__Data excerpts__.
○ ○ ○ ○ ○ ○ ○

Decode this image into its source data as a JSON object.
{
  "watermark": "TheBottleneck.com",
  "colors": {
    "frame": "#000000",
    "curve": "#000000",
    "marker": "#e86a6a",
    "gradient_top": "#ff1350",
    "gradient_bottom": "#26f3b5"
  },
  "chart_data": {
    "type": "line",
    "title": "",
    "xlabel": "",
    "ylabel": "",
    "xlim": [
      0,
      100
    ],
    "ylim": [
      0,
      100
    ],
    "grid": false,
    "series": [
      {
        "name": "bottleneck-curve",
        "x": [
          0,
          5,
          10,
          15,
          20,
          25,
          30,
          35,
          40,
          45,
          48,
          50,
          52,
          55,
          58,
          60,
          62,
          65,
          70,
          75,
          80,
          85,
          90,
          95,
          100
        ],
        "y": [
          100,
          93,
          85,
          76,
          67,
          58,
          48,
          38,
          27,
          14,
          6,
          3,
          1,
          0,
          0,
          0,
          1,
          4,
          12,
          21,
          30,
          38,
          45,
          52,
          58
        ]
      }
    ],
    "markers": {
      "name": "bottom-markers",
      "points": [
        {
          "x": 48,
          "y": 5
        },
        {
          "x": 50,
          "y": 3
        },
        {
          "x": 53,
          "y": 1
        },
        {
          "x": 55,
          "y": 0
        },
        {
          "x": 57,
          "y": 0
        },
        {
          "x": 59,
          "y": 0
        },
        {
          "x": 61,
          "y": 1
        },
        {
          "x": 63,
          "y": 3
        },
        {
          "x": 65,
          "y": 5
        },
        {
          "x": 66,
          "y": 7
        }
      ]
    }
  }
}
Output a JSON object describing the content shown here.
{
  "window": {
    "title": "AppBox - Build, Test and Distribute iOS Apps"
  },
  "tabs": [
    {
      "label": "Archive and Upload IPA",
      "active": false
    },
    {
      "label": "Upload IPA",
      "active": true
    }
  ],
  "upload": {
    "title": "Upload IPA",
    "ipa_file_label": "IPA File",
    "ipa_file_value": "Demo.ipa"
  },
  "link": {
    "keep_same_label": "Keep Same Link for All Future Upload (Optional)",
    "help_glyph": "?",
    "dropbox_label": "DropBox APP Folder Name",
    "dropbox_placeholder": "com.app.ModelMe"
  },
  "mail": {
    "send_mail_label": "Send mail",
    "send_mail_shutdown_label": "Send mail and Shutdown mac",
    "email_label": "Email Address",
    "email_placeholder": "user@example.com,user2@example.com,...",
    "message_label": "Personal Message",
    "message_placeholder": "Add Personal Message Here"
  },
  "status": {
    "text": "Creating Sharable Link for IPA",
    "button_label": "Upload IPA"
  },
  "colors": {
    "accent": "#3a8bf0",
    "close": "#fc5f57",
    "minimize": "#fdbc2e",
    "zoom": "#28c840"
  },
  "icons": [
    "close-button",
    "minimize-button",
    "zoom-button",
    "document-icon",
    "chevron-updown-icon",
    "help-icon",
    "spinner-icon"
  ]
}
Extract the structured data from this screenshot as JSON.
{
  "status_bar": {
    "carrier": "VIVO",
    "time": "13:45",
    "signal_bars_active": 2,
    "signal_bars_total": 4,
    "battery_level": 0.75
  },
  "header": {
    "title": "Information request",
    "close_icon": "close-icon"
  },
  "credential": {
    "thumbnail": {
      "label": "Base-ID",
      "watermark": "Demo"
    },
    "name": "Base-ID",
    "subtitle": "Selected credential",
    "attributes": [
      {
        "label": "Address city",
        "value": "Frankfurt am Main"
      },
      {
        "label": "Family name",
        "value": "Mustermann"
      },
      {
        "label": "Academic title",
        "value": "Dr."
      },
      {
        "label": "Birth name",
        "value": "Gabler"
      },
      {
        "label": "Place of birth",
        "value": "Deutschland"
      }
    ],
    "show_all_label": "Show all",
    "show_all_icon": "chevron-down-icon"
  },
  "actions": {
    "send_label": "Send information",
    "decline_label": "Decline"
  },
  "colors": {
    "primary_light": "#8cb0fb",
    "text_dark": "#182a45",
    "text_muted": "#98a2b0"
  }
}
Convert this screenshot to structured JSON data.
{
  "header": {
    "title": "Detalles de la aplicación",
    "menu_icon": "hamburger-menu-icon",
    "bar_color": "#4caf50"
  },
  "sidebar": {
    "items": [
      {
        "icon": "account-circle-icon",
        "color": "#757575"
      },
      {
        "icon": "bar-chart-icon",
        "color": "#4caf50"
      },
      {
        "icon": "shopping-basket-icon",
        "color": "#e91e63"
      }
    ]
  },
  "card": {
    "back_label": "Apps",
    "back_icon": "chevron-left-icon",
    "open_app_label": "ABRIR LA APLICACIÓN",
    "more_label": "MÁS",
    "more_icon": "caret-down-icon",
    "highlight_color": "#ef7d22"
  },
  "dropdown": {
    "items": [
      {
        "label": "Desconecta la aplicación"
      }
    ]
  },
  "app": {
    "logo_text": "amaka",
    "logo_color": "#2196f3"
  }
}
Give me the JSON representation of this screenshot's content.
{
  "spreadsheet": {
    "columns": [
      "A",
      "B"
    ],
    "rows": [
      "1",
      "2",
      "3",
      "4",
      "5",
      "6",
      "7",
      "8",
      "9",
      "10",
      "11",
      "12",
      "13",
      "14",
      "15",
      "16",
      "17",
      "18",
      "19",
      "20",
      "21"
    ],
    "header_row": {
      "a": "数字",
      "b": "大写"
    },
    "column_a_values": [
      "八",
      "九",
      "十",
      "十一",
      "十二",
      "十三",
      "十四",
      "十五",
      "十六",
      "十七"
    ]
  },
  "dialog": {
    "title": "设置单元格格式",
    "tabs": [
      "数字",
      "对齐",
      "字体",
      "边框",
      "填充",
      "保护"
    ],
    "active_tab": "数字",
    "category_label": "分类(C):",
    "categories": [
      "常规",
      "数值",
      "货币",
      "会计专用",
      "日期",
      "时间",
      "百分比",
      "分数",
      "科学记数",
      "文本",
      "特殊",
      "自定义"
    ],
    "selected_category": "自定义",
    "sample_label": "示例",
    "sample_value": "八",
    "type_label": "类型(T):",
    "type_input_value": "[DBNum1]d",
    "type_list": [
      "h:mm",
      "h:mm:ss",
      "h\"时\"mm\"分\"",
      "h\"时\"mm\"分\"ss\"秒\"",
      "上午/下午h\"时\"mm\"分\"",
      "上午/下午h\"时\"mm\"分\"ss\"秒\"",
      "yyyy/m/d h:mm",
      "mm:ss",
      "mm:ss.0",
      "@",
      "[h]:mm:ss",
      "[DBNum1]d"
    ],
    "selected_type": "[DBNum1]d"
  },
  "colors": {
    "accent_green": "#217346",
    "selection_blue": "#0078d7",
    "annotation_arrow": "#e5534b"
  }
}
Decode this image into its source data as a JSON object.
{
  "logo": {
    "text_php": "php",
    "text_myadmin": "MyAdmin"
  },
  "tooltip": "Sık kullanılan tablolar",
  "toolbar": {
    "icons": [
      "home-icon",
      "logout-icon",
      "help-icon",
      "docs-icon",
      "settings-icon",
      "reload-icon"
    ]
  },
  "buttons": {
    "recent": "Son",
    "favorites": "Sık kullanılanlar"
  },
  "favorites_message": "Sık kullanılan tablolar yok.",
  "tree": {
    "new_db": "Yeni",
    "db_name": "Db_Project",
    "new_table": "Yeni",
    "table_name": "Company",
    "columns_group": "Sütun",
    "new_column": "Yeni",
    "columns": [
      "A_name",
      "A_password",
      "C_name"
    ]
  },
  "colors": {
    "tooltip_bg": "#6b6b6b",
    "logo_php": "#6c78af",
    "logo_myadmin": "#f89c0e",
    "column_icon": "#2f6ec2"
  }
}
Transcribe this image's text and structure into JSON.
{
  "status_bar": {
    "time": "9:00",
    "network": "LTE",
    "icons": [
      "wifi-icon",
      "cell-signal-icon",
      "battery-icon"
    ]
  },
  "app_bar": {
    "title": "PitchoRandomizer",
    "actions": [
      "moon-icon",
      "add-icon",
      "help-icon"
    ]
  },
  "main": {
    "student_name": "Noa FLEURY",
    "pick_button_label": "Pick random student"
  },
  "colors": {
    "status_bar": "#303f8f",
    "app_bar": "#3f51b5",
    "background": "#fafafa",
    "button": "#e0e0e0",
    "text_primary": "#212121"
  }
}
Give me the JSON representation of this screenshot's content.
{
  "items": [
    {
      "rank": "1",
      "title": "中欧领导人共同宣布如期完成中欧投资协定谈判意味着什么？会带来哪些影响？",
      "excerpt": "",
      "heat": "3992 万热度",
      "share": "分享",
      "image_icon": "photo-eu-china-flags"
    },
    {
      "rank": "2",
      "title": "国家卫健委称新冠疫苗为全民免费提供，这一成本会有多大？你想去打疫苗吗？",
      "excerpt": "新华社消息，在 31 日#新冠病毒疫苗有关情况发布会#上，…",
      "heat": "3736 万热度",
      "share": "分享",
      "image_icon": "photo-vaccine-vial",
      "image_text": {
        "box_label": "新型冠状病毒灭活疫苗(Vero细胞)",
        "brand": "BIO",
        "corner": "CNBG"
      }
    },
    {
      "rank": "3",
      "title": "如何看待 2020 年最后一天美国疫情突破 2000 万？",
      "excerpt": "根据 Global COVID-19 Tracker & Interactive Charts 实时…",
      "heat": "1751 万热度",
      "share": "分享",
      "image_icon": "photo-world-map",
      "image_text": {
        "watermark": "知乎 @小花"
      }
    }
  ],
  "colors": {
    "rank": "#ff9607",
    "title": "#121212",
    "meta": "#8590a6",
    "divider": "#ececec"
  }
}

○ ○ ○ ○ ○ ○ ○

__SHORT EXERCISE__.
From the material given, work out how many lines hold the string "chevron"; state that number and nothing further.

__THE RESULT__.
3